-- START Page text --
Co-training is a semi-supervised learning algorithm that leverages both labeled and unlabeled data by training two classifiers on two distinct "views" of the data, allowing them to teach each other iteratively. Introduced by Avrim Blum and Tom Mitchell in 1998, co-training is one of the foundational techniques in multi-view learning and remains widely used in settings where labeled data is scarce but unlabeled data is plentiful.
In many real-world machine learning problems, obtaining labeled data is expensive, time-consuming, or requires domain expertise. At the same time, unlabeled data is often available in large quantities. Co-training addresses this imbalance by exploiting the structure of the feature space itself.
The core idea behind co-training is that the features describing each data instance can be naturally divided into two separate subsets, called "views." Each view should contain enough information on its own to make accurate predictions. Two separate classifiers are trained, one on each view. After initial training on a small labeled dataset, each classifier labels some of the unlabeled data. The most confident predictions from one classifier are then added to the training set of the other classifier. This process repeats for several rounds, with both classifiers gradually improving as they receive more training data from each other.
Co-training belongs to the broader family of "wrapper" or "proxy-label" methods in semi-supervised learning, where pseudo-labels generated by one model are used to expand the training set for another.
Co-training was first proposed by Avrim Blum and Tom Mitchell in their 1998 paper "Combining Labeled and Unlabeled Data with Co-Training," presented at the 11th Annual Conference on Computational Learning Theory (COLT). The paper received the 10-Year Best Paper Award at the International Conference on Machine Learning (ICML) in 2008, recognizing its lasting impact on the field. As of the mid-2020s, the original paper has been cited over 5,000 times.
Blum and Mitchell's motivating application was classifying web pages as "academic course home pages" or not. They observed that web pages have two natural views: (1) the text content of the page itself, and (2) the anchor text of hyperlinks on other pages that point to it. Using just 12 labeled web pages as initial training examples, their co-training algorithm correctly classified 95% of 788 web pages. This result demonstrated the power of leveraging unlabeled data with multiple views.
The standard co-training algorithm proceeds through the following steps:
| Step | Action |
|---|---|
| 1. Feature split | Divide the input features into two disjoint sets, View 1 (V1) and View 2 (V2) |
| 2. Initialization | Train two classifiers, C1 on V1 and C2 on V2, using the small set of labeled examples |
| 3. Labeling | Apply C1 and C2 to a pool of unlabeled examples; each classifier produces predictions with confidence scores |
| 4. Selection | From C1's predictions, select the most confident positive and negative examples; do the same for C2 |
| 5. Augmentation | Add C1's confident predictions to C2's training set, and C2's confident predictions to C1's training set |
| 6. Retraining | Retrain both classifiers on their expanded training sets |
| 7. Iteration | Repeat steps 3 through 6 for a fixed number of rounds or until no more confident predictions can be made |
A critical aspect of the algorithm is that each classifier labels data for the other classifier, not for itself. This cross-labeling mechanism helps prevent the reinforcement of errors that can occur in self-training, where a single classifier labels data for its own retraining.
-- END Page text --
According to the co-training page text, how many labeled web pages did Blum and Mitchell use as initial training examples, and what share of the 788 pages did their algorithm classify correctly?
-- START Listing --
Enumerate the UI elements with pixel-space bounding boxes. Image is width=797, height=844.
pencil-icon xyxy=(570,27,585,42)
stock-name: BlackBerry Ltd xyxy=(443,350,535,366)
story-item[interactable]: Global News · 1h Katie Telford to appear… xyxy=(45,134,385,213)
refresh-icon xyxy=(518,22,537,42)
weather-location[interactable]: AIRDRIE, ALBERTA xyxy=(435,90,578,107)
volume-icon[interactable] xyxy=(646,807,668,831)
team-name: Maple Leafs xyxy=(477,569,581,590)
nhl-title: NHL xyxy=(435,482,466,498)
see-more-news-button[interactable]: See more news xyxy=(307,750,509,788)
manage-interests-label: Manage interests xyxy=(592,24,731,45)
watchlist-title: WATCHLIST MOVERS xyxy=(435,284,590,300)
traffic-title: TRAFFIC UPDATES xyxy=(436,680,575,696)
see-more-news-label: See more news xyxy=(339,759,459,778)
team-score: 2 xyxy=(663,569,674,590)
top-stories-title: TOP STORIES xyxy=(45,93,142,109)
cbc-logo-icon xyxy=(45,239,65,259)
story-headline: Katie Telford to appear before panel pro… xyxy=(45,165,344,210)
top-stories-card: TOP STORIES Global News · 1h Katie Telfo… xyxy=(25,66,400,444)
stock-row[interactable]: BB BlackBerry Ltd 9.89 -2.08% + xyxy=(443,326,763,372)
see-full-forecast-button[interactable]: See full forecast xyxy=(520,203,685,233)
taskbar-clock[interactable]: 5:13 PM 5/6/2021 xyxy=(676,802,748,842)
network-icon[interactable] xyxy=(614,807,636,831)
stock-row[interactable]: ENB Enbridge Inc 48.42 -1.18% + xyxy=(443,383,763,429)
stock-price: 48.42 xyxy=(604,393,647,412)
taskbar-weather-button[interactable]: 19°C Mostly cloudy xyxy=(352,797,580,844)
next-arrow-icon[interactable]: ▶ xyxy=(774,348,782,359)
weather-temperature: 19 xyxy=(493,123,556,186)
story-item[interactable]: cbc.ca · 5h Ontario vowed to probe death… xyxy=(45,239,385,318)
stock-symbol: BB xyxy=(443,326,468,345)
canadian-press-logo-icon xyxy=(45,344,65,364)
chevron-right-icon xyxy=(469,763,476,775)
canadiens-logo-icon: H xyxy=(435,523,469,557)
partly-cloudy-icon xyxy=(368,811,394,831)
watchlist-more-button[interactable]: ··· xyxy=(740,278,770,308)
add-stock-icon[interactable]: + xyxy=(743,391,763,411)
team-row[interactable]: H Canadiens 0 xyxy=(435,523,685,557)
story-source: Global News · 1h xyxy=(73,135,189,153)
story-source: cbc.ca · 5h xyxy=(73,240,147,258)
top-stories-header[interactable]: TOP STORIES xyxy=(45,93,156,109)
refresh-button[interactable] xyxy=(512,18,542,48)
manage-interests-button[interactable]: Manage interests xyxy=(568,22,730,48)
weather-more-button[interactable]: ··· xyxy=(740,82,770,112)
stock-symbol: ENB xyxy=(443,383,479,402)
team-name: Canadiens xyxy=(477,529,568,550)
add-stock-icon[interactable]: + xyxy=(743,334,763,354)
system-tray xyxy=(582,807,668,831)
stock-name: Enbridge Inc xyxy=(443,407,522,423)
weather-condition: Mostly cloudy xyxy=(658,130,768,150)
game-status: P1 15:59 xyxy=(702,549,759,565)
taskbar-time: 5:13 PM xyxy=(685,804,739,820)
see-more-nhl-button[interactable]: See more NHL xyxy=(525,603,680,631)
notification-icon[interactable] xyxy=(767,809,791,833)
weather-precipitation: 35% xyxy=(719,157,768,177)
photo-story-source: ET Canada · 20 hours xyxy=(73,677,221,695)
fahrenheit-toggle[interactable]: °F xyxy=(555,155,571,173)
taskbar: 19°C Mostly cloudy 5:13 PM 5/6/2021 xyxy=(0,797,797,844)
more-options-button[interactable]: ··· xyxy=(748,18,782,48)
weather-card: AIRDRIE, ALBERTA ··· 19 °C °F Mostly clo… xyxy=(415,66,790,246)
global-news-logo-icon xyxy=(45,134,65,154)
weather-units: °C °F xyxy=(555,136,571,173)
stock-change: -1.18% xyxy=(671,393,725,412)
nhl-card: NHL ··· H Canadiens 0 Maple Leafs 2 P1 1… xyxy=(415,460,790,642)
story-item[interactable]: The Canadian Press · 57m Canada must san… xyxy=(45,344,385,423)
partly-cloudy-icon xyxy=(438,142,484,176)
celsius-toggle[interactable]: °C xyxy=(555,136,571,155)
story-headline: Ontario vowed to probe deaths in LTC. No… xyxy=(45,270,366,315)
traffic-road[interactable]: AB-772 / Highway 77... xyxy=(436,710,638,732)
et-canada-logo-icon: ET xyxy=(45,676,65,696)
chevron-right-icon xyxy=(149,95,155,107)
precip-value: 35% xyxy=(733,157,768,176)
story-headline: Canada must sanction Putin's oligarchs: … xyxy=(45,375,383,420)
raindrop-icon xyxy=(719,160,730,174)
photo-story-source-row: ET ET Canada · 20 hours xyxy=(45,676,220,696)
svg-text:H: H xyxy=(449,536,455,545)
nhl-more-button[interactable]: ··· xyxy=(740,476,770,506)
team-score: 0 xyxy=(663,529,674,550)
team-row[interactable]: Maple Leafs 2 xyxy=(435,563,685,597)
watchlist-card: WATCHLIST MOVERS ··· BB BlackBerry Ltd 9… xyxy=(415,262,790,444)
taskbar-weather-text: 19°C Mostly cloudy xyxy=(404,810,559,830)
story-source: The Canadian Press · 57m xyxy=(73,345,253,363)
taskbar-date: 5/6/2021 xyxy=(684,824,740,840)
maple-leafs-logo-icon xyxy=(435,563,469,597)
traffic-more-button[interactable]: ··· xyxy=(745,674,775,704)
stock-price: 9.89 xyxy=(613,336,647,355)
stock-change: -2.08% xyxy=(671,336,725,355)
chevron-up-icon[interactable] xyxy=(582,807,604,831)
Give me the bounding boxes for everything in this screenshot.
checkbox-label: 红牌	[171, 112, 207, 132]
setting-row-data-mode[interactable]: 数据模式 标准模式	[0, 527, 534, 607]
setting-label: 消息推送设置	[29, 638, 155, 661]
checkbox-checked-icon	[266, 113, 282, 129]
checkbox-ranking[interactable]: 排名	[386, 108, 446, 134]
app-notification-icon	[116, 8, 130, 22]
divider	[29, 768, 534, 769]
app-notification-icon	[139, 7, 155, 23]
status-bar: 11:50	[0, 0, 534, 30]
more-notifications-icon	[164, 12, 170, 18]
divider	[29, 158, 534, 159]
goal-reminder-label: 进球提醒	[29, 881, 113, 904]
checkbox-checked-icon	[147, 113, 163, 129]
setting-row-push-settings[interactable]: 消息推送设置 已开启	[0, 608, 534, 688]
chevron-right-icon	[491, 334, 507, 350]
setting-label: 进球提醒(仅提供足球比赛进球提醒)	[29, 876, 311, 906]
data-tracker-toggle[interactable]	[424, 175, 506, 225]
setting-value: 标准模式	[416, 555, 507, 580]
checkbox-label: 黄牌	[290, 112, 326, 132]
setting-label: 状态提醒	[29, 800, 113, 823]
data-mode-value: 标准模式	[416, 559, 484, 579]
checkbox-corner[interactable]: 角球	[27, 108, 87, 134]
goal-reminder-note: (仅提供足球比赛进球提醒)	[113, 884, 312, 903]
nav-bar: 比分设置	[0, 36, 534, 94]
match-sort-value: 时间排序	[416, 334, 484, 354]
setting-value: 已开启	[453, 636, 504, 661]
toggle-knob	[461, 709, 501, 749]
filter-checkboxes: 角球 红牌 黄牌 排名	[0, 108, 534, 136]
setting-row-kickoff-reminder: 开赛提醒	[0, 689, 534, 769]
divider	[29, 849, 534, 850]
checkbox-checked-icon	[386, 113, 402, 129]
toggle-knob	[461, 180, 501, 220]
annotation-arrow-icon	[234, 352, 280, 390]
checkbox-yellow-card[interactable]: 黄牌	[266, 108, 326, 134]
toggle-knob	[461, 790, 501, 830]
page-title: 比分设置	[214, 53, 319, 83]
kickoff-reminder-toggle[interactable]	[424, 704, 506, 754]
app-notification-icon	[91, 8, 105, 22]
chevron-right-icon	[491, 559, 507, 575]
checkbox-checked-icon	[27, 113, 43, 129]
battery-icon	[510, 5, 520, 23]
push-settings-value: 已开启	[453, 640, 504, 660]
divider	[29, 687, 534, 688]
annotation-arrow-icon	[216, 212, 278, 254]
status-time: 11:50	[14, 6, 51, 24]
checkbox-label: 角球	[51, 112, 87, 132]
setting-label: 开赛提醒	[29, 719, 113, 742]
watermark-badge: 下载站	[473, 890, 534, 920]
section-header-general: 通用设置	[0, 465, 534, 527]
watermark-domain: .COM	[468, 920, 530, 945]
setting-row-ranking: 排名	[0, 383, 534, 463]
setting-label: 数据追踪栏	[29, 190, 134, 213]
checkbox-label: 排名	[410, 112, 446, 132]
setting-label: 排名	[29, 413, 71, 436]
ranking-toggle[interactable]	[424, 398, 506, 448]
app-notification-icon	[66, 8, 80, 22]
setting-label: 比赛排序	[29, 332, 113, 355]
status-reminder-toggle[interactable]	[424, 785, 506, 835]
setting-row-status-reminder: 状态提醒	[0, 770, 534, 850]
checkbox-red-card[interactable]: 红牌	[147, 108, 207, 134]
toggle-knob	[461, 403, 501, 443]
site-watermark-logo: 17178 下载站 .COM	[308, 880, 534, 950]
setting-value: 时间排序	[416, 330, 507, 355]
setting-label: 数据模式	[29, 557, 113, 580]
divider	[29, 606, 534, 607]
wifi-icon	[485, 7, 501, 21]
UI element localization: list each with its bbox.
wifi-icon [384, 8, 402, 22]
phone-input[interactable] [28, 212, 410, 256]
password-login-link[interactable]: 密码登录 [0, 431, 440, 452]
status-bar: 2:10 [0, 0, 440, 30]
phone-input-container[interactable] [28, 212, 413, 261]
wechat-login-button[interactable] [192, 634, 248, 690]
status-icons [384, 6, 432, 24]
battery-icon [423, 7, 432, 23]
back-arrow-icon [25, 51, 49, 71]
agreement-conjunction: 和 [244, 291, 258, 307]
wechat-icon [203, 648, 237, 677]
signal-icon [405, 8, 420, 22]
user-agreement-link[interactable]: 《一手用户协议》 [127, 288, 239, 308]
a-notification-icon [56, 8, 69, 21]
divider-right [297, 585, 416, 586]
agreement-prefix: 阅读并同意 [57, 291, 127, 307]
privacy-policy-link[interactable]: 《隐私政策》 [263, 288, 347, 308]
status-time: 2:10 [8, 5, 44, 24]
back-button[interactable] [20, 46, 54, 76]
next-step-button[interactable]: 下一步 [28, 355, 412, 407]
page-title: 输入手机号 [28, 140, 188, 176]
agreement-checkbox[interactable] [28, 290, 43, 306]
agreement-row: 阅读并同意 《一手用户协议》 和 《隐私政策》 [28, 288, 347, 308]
-- END Listing --
◆ Exercise output:
They used 12 labeled web pages, and the algorithm correctly classified 95% of the 788 pages.